Data records:
━━━━━━━━━━━━━━━━━━━━

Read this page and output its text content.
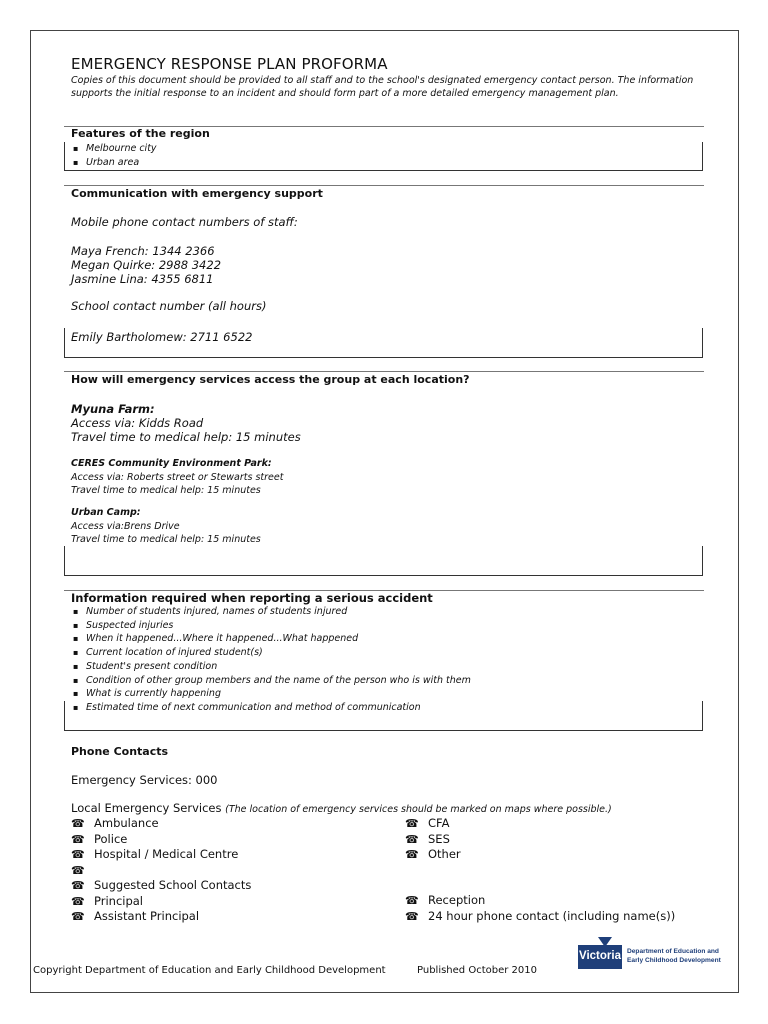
EMERGENCY RESPONSE PLAN PROFORMA
Copies of this document should be provided to all staff and to the school's designated emergency contact person. The information supports the initial response to an incident and should form part of a more detailed emergency management plan.
Features of the region
▪ Melbourne city
▪ Urban area
Communication with emergency support
Mobile phone contact numbers of staff:
Maya French: 1344 2366
Megan Quirke: 2988 3422
Jasmine Lina: 4355 6811
School contact number (all hours)
Emily Bartholomew: 2711 6522
How will emergency services access the group at each location?
Myuna Farm:
Access via: Kidds Road
Travel time to medical help: 15 minutes
CERES Community Environment Park:
Access via: Roberts street or Stewarts street
Travel time to medical help: 15 minutes
Urban Camp:
Access via:Brens Drive
Travel time to medical help: 15 minutes
Information required when reporting a serious accident
▪ Number of students injured, names of students injured
▪ Suspected injuries
▪ When it happened...Where it happened...What happened
▪ Current location of injured student(s)
▪ Student's present condition
▪ Condition of other group members and the name of the person who is with them
▪ What is currently happening
▪ Estimated time of next communication and method of communication
Phone Contacts
Emergency Services: 000
Local Emergency Services (The location of emergency services should be marked on maps where possible.)
☎ Ambulance
☎ Police
☎ Hospital / Medical Centre
☎
☎ Suggested School Contacts
☎ Principal
☎ Assistant Principal
☎ CFA
☎ SES
☎ Other
☎ Reception
☎ 24 hour phone contact (including name(s))
Copyright Department of Education and Early Childhood Development	Published October 2010
Victoria Department of Education and
Early Childhood Development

━━━━━━━━━━━━━━━━━━━━

• Your task: How many lines of the listing above include the word "Contacts"? State the number and nothing else.

• Exercise output: 2